+++ Records to use

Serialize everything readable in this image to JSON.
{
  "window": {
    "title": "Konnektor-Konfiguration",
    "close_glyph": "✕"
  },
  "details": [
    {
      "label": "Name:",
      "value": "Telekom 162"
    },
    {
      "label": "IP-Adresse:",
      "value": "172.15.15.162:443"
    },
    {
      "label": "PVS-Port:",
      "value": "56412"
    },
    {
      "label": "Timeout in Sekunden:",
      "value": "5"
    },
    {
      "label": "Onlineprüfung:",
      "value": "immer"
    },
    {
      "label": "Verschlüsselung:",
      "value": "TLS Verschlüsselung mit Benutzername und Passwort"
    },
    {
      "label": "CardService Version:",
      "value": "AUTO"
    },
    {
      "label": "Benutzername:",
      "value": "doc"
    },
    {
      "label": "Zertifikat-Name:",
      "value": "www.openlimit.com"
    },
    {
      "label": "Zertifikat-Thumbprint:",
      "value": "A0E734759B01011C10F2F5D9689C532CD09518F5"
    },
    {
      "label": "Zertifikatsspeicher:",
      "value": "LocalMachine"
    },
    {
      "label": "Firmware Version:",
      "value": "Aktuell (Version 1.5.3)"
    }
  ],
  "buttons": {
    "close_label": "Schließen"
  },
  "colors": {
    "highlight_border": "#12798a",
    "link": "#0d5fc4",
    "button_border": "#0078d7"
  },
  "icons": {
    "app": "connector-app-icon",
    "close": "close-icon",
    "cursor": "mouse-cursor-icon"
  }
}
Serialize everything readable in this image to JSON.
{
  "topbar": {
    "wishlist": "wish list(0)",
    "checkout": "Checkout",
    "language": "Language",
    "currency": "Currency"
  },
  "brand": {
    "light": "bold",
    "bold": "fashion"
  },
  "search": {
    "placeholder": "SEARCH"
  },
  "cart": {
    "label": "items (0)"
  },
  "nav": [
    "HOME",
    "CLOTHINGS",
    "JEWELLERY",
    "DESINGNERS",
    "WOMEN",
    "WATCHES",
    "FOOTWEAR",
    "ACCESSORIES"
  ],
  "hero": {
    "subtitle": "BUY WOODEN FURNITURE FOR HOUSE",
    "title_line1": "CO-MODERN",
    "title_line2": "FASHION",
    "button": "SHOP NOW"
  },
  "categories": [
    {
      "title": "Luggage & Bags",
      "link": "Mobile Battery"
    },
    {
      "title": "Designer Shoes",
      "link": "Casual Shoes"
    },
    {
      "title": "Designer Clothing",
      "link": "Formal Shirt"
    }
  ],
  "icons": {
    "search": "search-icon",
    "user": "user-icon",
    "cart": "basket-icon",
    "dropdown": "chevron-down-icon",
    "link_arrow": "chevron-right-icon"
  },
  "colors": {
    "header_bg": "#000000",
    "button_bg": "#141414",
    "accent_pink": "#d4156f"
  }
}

++++++

→ Requirements:
Give the number of lines in the records that contain the string "Shoes", and nothing besides.

→ Full answer:
2